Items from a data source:

>> Begin

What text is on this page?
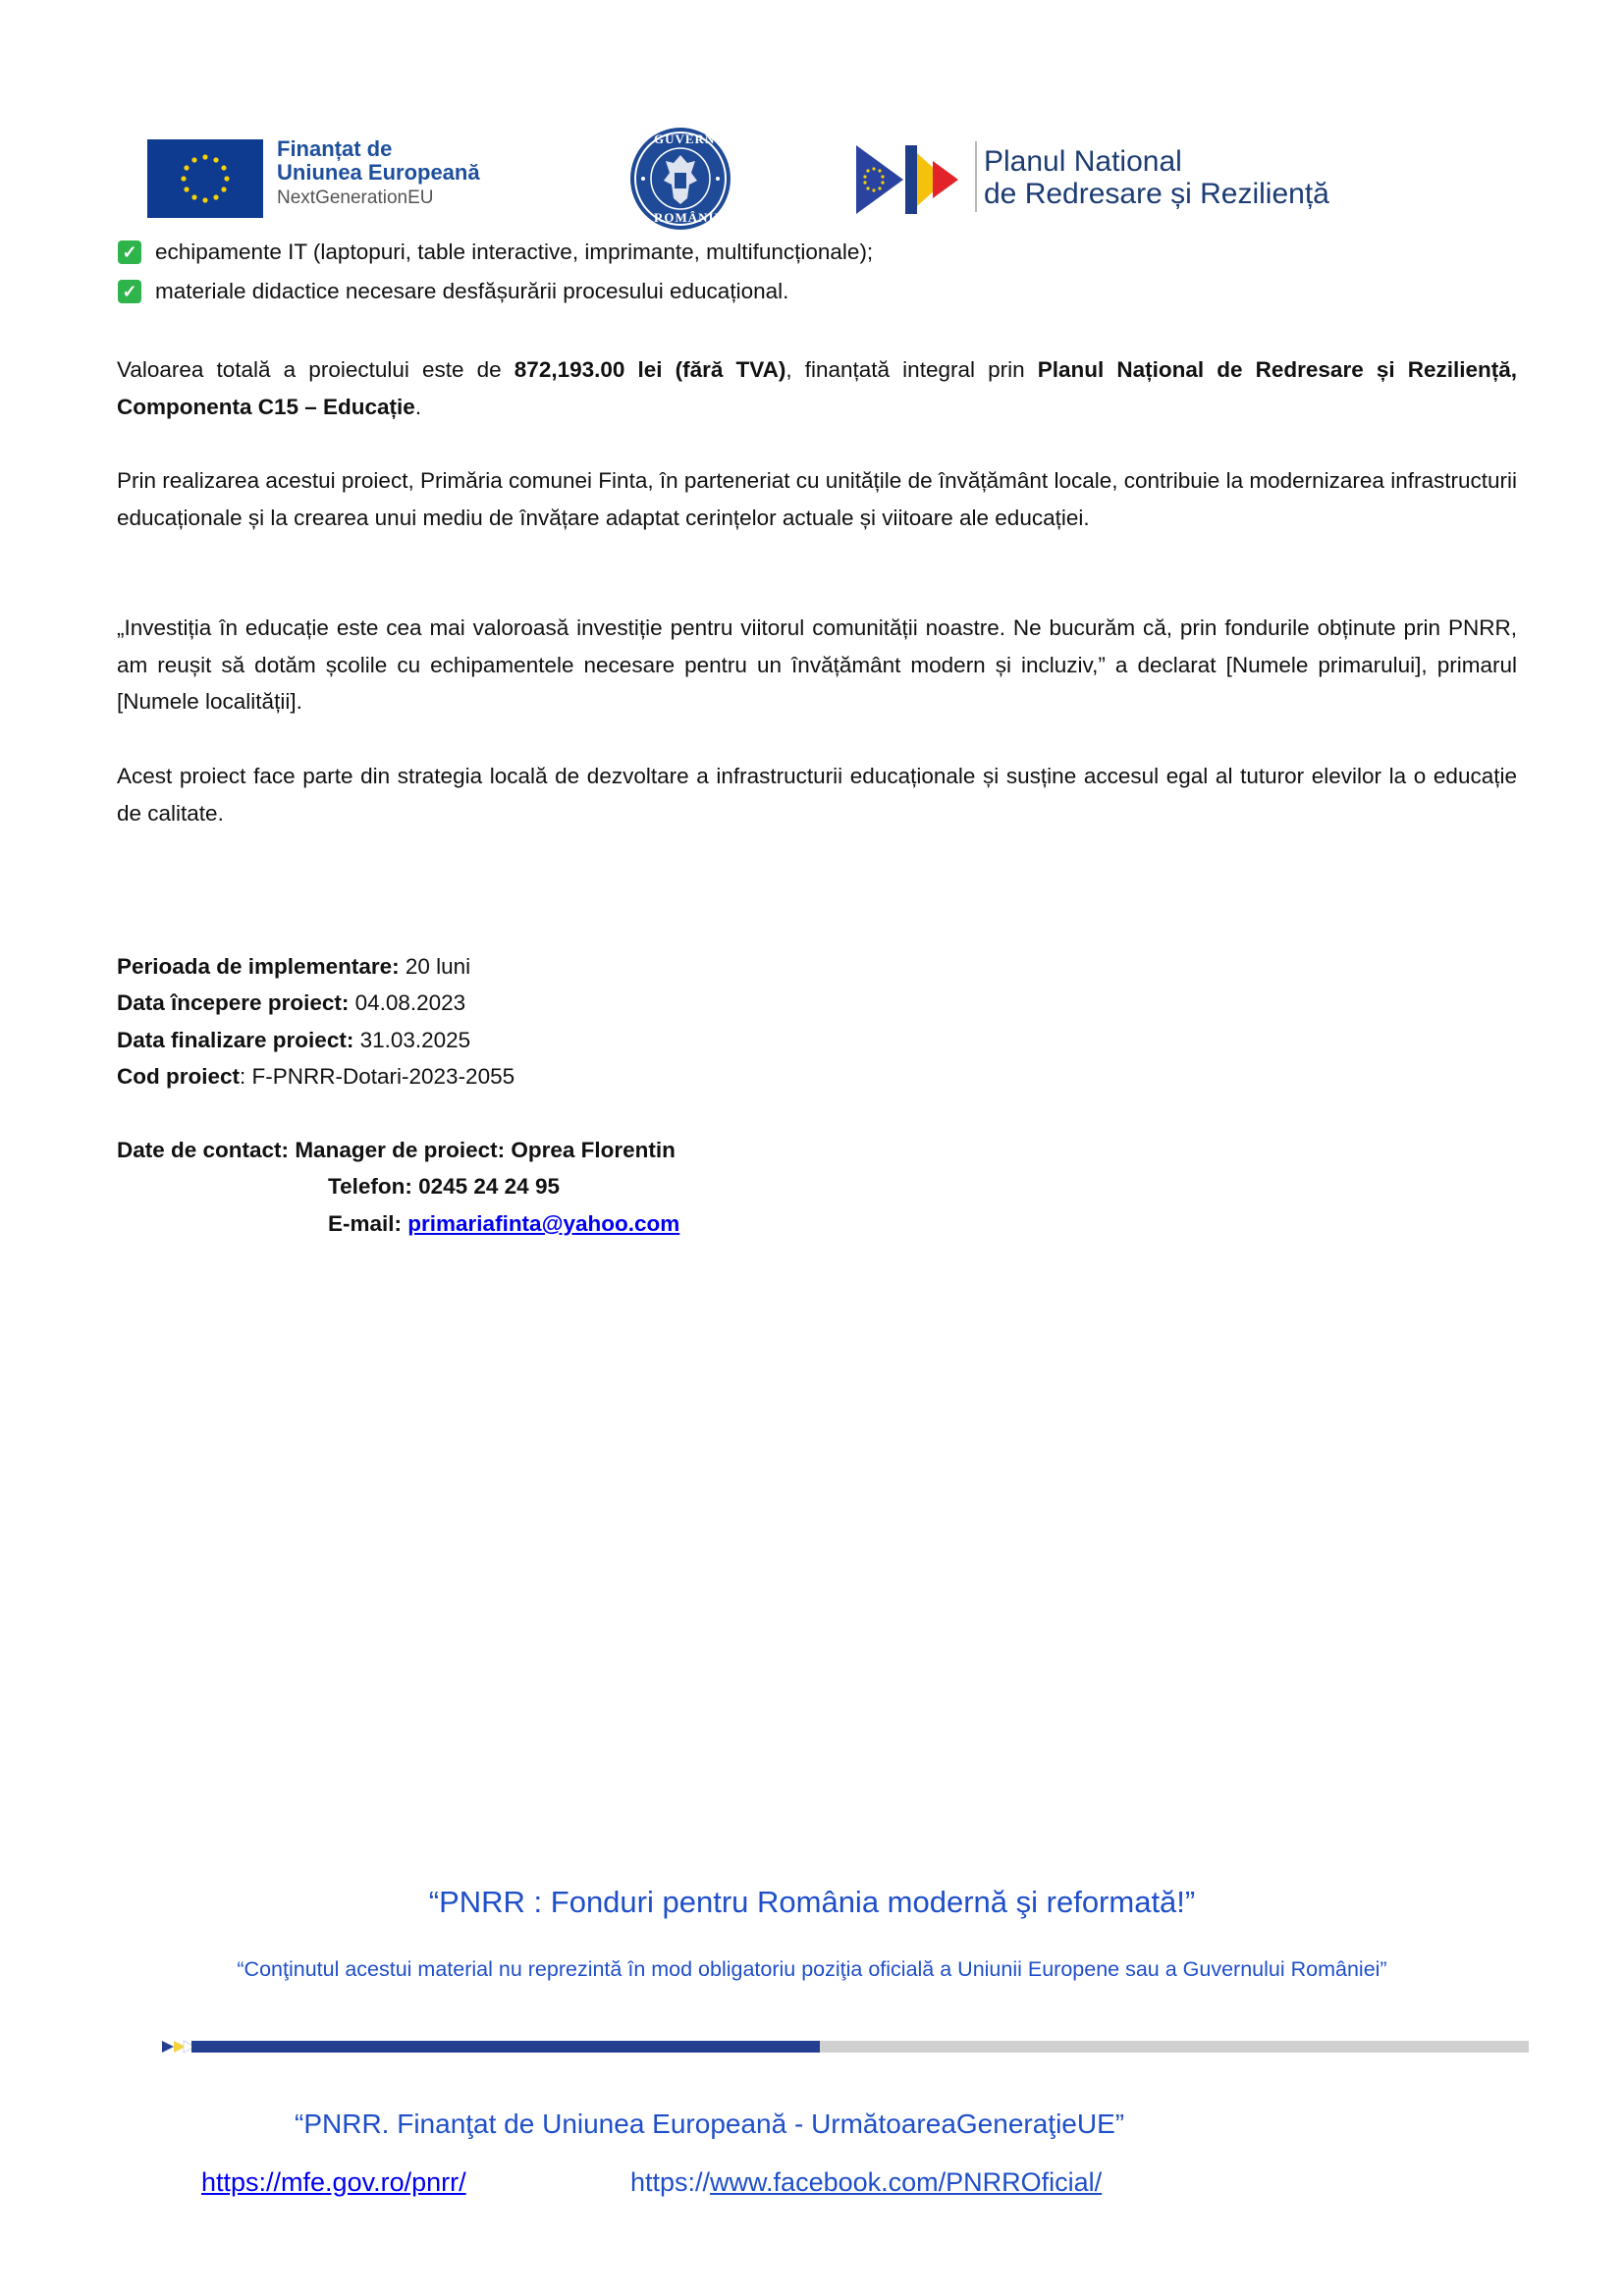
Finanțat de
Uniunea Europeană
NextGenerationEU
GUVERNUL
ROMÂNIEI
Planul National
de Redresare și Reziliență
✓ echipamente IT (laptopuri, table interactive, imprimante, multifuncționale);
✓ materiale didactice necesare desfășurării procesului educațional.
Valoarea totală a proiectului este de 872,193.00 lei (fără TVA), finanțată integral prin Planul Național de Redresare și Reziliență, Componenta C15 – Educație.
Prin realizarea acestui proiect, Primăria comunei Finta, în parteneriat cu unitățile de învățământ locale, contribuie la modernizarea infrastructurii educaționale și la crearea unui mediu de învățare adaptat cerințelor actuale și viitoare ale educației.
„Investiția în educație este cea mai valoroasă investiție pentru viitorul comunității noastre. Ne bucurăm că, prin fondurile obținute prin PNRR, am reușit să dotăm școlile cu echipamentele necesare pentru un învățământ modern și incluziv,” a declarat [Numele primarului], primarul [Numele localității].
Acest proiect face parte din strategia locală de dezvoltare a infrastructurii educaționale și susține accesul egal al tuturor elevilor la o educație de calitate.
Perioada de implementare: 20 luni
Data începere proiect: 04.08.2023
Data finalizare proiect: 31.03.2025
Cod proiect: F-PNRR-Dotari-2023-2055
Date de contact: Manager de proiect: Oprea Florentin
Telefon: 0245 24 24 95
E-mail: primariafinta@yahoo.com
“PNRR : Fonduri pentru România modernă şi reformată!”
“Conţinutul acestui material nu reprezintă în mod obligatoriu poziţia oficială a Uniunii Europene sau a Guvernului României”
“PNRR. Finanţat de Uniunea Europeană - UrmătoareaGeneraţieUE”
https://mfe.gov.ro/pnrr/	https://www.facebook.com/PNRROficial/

>> End
>> Begin

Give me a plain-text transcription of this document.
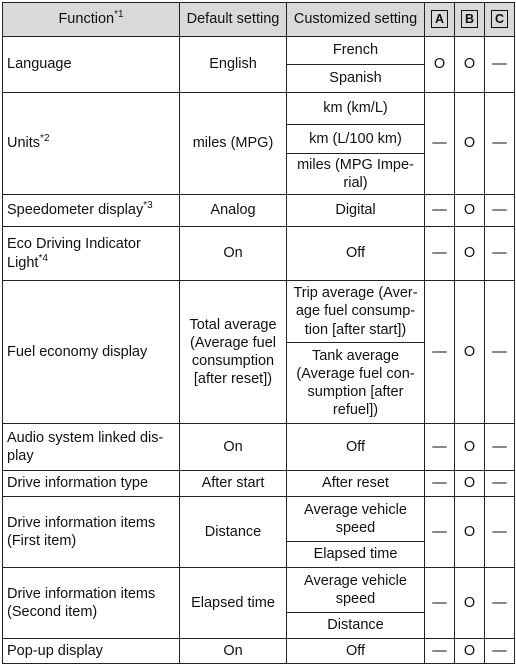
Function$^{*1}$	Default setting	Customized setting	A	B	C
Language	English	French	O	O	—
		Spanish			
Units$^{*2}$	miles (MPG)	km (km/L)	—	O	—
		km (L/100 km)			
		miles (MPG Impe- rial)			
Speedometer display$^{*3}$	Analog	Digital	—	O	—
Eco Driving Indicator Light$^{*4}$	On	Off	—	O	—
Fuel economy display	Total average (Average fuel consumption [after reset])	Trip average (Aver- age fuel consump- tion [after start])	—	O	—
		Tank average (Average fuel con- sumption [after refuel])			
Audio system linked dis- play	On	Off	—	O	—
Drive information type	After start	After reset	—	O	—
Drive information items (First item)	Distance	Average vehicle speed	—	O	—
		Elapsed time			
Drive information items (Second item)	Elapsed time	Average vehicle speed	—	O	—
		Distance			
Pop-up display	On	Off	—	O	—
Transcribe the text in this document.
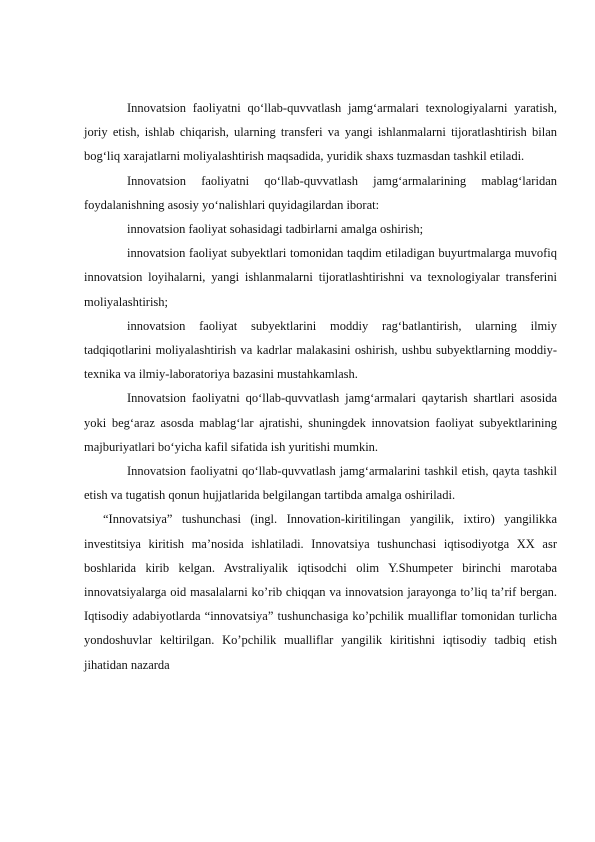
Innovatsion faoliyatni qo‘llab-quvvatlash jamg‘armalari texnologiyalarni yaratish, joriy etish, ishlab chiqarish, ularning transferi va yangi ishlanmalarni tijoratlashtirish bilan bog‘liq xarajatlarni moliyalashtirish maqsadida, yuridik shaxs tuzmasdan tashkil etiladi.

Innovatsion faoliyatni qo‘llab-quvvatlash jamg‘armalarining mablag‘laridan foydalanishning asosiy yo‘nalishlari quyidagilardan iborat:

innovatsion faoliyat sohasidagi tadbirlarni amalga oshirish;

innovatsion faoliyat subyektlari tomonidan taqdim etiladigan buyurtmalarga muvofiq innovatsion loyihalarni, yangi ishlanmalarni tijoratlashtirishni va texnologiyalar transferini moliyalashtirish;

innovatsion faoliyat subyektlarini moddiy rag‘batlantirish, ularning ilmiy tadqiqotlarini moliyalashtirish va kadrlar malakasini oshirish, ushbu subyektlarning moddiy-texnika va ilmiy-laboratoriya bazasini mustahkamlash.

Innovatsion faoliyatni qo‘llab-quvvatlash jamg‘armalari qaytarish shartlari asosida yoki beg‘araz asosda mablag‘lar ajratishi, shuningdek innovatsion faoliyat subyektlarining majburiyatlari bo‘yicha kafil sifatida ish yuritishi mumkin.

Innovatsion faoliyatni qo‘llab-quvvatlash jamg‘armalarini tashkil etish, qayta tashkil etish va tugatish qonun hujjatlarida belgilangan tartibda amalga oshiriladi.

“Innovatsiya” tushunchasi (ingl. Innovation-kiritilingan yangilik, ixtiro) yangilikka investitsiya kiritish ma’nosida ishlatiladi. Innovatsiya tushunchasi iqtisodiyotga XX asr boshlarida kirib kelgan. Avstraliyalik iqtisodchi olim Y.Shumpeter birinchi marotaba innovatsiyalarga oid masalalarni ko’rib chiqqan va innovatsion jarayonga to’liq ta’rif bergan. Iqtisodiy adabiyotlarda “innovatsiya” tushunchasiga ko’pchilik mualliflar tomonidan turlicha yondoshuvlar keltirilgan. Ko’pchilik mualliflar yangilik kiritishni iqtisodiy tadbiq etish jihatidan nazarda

>> End
>> Begin

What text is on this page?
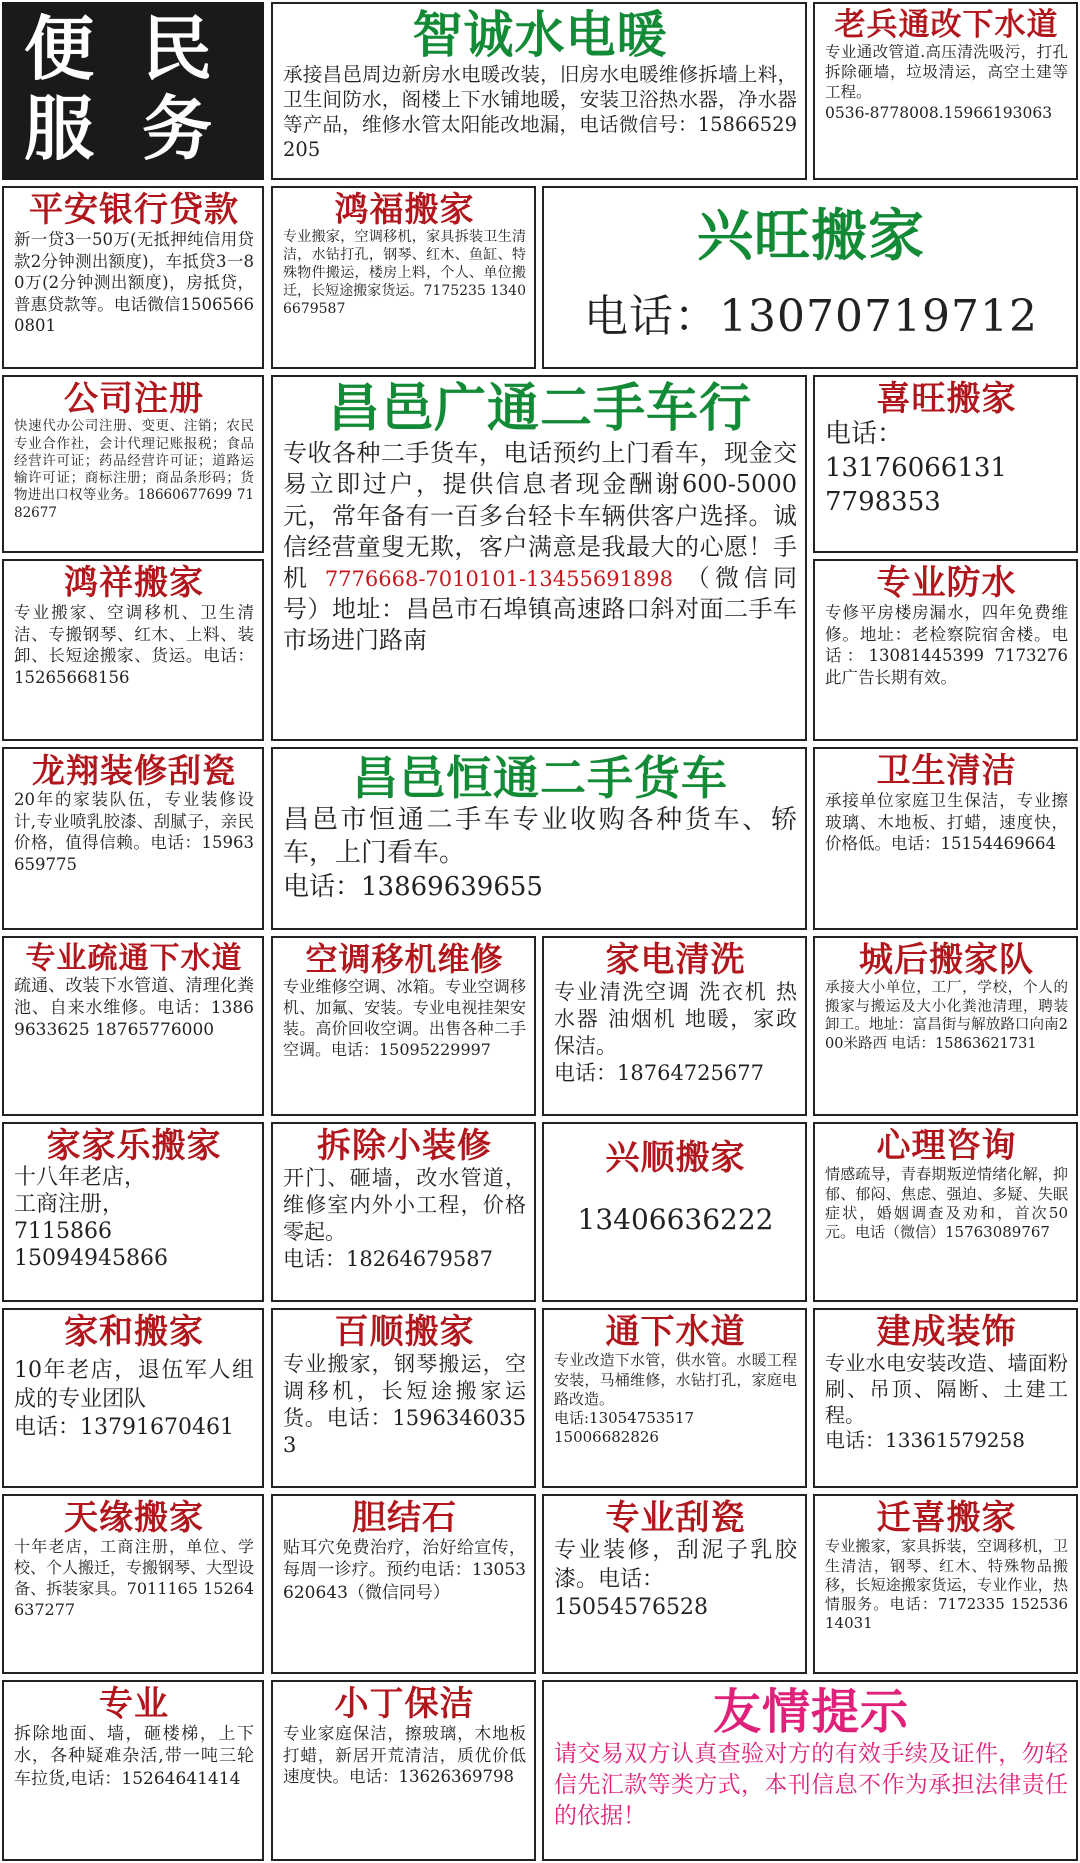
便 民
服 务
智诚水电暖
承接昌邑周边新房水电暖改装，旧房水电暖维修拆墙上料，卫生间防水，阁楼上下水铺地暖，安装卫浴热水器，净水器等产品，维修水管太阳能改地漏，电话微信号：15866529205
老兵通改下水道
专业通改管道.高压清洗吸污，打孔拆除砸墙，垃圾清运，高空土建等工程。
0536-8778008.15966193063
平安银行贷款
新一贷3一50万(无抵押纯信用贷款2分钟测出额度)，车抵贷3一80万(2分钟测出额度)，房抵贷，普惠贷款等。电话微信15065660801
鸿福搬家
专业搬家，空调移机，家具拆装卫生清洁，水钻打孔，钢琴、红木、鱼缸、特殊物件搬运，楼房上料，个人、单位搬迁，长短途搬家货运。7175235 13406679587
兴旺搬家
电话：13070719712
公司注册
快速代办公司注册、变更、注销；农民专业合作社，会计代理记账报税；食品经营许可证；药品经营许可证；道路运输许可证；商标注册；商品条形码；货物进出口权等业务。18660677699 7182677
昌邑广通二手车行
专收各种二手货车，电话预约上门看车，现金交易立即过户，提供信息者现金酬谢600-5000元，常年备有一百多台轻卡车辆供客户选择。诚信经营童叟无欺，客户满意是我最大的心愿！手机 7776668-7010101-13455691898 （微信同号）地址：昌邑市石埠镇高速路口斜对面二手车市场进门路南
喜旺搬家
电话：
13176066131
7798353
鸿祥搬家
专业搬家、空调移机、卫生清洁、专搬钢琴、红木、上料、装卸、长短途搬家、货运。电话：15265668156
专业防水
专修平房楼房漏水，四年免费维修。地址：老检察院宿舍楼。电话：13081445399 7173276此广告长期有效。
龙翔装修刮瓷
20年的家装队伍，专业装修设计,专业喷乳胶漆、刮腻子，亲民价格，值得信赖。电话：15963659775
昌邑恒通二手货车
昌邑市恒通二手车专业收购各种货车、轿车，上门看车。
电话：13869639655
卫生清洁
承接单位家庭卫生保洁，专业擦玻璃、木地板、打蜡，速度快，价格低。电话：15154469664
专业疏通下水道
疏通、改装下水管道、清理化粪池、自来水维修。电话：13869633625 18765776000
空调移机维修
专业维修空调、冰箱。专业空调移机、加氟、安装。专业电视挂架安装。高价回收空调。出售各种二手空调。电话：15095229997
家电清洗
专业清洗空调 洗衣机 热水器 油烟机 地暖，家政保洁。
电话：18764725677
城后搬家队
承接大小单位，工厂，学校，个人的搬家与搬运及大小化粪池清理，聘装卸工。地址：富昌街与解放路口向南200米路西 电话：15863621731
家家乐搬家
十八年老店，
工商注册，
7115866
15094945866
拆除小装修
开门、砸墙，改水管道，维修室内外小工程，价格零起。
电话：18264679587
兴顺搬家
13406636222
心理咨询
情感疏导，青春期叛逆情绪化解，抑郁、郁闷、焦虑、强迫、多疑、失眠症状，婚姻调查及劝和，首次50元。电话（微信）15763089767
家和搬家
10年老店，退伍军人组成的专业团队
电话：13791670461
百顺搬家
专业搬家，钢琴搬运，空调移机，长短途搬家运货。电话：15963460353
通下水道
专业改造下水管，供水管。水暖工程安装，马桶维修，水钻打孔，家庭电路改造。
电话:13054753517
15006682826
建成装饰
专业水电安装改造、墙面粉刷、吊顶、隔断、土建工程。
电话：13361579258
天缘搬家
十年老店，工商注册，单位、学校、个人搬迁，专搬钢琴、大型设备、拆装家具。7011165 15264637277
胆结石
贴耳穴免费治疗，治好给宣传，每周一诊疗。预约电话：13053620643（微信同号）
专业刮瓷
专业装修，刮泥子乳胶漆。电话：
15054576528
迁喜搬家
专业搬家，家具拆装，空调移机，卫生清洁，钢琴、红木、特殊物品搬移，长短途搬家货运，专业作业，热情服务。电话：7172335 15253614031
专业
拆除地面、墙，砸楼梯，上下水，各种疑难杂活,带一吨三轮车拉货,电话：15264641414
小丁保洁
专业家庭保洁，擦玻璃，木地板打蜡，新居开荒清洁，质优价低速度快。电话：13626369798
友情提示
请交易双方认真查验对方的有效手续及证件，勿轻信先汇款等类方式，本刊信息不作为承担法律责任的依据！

>> End

▶ **Directions**: Pick out the lines above containing the word "quvvatlash", then copy them.

▶ **Problem solution**:
Innovatsion faoliyatni qo‘llab-quvvatlash jamg‘armalari texnologiyalarni yaratish, joriy etish, ishlab chiqarish, ularning transferi va yangi ishlanmalarni tijoratlashtirish bilan bog‘liq xarajatlarni moliyalashtirish maqsadida, yuridik shaxs tuzmasdan tashkil etiladi.
Innovatsion faoliyatni qo‘llab-quvvatlash jamg‘armalarining mablag‘laridan foydalanishning asosiy yo‘nalishlari quyidagilardan iborat:
Innovatsion faoliyatni qo‘llab-quvvatlash jamg‘armalari qaytarish shartlari asosida yoki beg‘araz asosda mablag‘lar ajratishi, shuningdek innovatsion faoliyat subyektlarining majburiyatlari bo‘yicha kafil sifatida ish yuritishi mumkin.
Innovatsion faoliyatni qo‘llab-quvvatlash jamg‘armalarini tashkil etish, qayta tashkil etish va tugatish qonun hujjatlarida belgilangan tartibda amalga oshiriladi.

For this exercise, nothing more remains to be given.